Un giorno d’inverno del 1944, in una grande casa nobiliare a Quain, nella campagna francese, una casa che tutti chiamavan Il Castello, la famiglia dei proprietari e i contadini e alcuni amici vennero sorpresi da una retata di nazisti. Quando le truppe tedesche fecero irruzione nella proprietà, puntarono le armi alle schiene e condussero all’aperto tutti. All’aperto sarebbero stati fucilati. All’aperto sarebbero stati inchiodati al muro, e il plotone d’esecuzione avrebbe proceduto. Gli ospiti del padrone del castello erano schiacciati l’uno sull’altro a qualche metro di distanza dalle canne che li stanno per far fuori, alcuni pregano, altri urlano, altri rimangono irretiti in un silenzio fatto d’aria. Altri parlavano, provando a convincere gli assassini, in una lingua che non è la loro, che gli assassini pensavano di conoscere abbastanza da distinguere l’accento di un padrone da quello di un non-padrone. E fu esattamente questa sicurezza, e l’errore che sempre si cela in ogni armata sicurezza, a salvare la vita di Maurice Blanchot, una delle voci più raffinate, potenti, complesse delle lettere francesi del Ventesimo Secolo, che era originario di lì ed era tornato per una breve vacanza, e quel giorno era ospite nel Castello. I soldati si rivolsero a Blanchot credendolo il nobile padrone del posto e iniziarono a gesticolare, vada via, e Blanchot corse come in un lampo, nei boschi, e ogni cosa in questi lampi succede in un lampo. Così Blanchot rimase vivo, costretto a fuggire per sopravvivere, nei boschi che conosceva così bene.
Di questa storia vera Blanchot si è nutrito e dannato per l’intera vita, traendone poi un breve testo narrativo significativamente intitolato L’istant de ma mort. Da quando ho avuto notizia di questa vicenda non ho mai smesso di pensarci, per l’impressionante mole narrativa che contiene e per la luce ammaliante e gelida che profila sull’autore de L’entretien infini, un capolavoro di scrittura letteralmente senza limiti, e a mio parere una delle prime opere d’arte concettuali del Novecento — oltre che un singolare, densissimo libro d’artista, di un artista che non è un artista. Quando ho pensato al formato da dare a questa serie di interviste non ho potuto che rievocare silenziosamente la figura di Blanchot, e questa storia terribile, e l’idea stessa di intervista/conversazione infinita che in ampia misura è stata messa al centro del “discorso” sull’arte negli ultimi vent’anni, dalla morte del grande David Sylvester al tour de force dialogante di Hans-Ulrich Obrist.

● **ESERCIZIO 1**
Nell'estratto su Blanchot, in quale anno i nazisti fecero irruzione nel Castello di Quain?

● **MATERIALE DELL'ESERCIZIO**
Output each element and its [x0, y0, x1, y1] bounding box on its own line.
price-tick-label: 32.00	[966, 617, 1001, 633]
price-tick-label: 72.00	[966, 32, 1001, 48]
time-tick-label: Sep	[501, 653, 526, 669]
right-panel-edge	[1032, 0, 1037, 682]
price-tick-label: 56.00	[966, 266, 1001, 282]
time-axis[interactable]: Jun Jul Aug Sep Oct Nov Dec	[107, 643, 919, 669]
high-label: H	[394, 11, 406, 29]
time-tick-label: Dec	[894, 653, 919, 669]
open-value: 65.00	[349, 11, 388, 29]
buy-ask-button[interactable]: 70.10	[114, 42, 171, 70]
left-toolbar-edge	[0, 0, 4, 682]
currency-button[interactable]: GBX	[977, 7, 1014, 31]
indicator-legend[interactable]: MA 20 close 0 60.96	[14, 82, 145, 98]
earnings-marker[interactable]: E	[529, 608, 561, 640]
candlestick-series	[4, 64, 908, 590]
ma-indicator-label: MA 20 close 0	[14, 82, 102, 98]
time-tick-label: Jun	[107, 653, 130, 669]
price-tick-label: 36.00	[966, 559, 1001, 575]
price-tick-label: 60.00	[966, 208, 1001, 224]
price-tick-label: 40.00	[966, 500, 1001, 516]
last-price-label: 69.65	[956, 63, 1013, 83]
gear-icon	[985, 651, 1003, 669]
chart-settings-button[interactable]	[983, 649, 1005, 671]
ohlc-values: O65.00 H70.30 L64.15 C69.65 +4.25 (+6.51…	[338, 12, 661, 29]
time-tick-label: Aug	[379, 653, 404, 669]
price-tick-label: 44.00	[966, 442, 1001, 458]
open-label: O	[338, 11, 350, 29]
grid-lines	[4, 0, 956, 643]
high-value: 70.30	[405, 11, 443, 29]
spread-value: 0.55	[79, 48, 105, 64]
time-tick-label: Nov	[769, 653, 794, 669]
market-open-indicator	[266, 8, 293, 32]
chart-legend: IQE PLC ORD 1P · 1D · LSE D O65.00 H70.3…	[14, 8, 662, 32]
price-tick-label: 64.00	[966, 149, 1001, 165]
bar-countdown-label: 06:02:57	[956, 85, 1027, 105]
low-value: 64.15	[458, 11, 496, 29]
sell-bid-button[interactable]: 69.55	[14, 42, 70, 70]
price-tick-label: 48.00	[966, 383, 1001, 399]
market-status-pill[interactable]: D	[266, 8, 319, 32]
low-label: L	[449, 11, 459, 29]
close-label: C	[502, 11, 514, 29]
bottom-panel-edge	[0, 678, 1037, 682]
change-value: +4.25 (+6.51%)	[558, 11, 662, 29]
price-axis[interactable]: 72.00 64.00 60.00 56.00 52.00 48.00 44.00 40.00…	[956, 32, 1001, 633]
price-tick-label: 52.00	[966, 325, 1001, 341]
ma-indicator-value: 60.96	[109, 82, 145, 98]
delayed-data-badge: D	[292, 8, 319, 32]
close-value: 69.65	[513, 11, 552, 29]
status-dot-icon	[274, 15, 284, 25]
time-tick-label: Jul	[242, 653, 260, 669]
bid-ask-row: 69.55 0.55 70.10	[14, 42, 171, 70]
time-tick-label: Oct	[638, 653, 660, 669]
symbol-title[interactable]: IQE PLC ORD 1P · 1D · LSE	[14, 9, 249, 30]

● **ESERCIZIO 2**
Riscrivi l'elenco dall'inizio fino alla riga che contiene "0, 1037, 682]" compresa, sostituendo "price-tick-label" con "price-label" e lasciando invariato tutto il resto.

● **SOLUZIONE 1**
Nel 1944.

● **SOLUZIONE 2**
Output each element and its [x0, y0, x1, y1] bounding box on its own line.
price-label: 32.00	[966, 617, 1001, 633]
price-label: 72.00	[966, 32, 1001, 48]
time-tick-label: Sep	[501, 653, 526, 669]
right-panel-edge	[1032, 0, 1037, 682]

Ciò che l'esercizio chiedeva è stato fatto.